**Problem**
Copy out all the lines where "jeunesse" shows up.

**Entries provided**
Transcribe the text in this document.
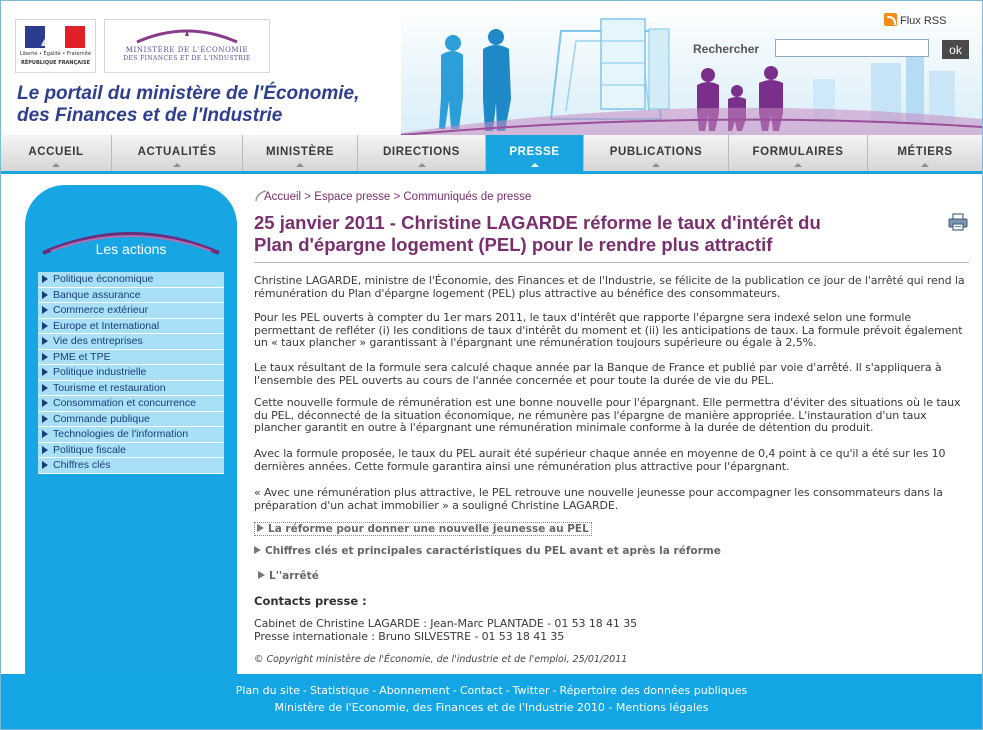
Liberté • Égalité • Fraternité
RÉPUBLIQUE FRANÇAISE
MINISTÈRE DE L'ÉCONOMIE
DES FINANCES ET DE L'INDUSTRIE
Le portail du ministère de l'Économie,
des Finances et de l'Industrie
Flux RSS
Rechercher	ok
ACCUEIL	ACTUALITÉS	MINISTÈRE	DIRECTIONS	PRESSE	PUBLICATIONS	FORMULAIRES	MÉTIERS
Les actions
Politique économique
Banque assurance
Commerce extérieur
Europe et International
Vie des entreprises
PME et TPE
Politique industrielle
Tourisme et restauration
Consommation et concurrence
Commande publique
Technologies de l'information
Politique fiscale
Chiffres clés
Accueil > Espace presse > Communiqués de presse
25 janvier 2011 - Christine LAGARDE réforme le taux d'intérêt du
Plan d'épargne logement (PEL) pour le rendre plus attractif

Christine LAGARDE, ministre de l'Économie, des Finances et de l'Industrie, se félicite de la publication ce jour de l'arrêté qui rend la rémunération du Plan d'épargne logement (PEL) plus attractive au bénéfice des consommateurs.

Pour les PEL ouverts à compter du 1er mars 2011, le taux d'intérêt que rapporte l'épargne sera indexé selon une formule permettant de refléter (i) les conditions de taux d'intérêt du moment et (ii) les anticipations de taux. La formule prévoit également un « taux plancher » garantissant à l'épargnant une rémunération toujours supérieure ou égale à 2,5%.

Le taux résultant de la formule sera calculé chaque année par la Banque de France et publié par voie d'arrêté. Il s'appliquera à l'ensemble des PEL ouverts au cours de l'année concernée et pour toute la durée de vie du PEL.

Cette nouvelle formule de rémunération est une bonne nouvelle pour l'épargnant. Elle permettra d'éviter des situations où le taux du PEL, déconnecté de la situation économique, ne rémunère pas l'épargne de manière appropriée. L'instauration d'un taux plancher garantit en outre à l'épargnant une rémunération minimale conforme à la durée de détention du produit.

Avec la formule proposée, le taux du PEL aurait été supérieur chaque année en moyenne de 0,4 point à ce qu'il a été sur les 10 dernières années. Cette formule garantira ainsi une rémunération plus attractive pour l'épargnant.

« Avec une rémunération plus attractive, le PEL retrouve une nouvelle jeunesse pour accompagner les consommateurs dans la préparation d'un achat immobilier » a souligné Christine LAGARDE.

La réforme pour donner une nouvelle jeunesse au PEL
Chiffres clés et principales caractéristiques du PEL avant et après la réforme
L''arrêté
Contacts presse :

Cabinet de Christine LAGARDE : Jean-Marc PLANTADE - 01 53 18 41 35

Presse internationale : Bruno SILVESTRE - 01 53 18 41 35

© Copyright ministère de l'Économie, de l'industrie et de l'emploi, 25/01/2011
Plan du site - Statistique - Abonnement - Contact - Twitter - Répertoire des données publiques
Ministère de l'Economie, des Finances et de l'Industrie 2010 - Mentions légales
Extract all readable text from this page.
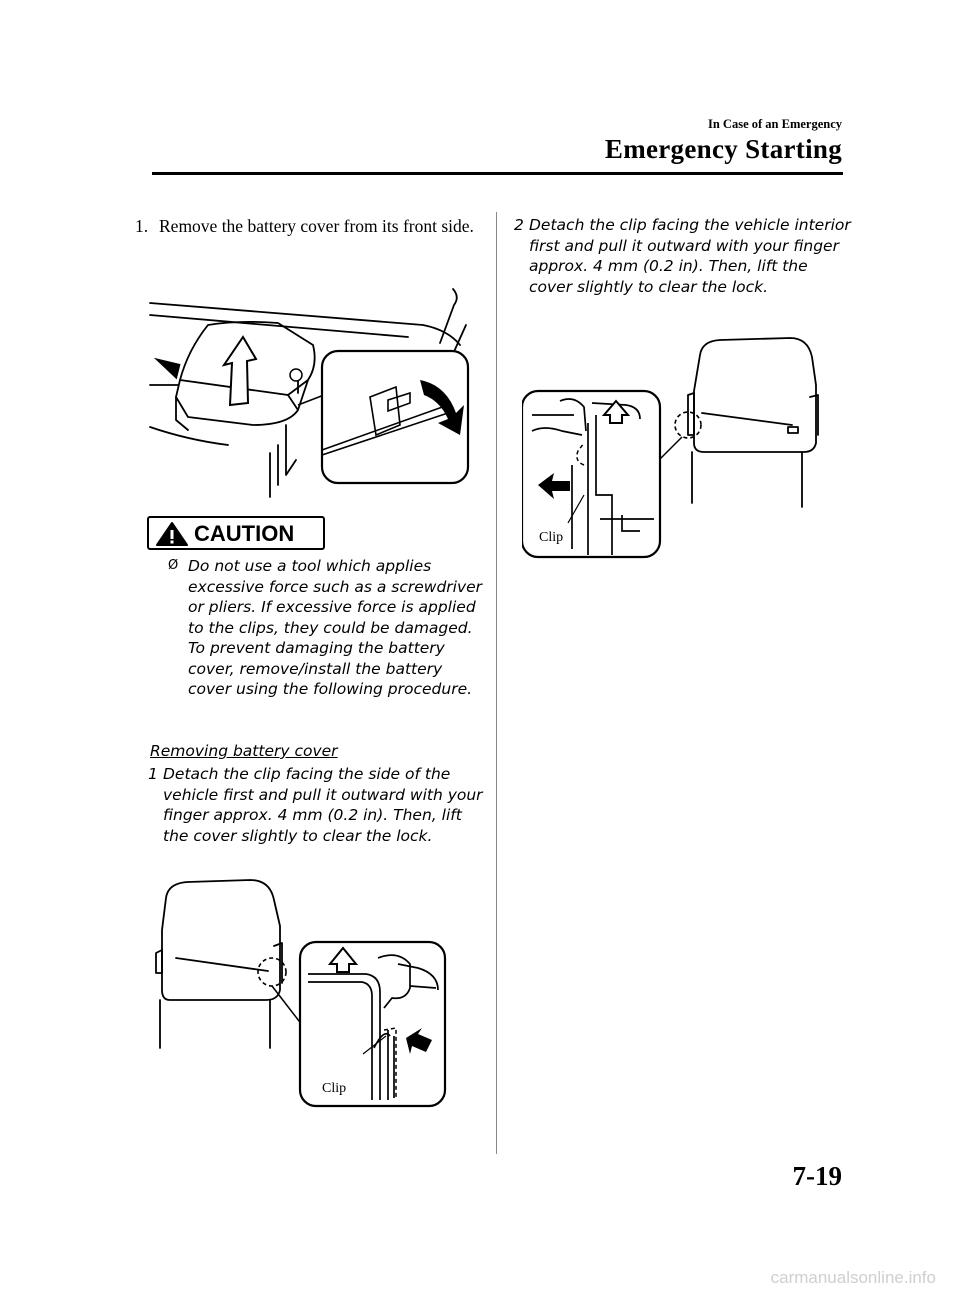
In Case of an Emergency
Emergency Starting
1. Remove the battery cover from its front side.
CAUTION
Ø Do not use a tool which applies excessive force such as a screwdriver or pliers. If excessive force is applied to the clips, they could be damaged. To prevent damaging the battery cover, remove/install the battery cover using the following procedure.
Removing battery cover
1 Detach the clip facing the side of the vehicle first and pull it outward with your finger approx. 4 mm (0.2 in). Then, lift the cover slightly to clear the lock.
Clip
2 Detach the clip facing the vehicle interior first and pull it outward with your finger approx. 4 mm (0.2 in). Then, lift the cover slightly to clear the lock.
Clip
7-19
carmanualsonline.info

**Correct result**
« Avec une rémunération plus attractive, le PEL retrouve une nouvelle jeunesse pour accompagner les consommateurs dans la préparation d'un achat immobilier » a souligné Christine LAGARDE.
La réforme pour donner une nouvelle jeunesse au PEL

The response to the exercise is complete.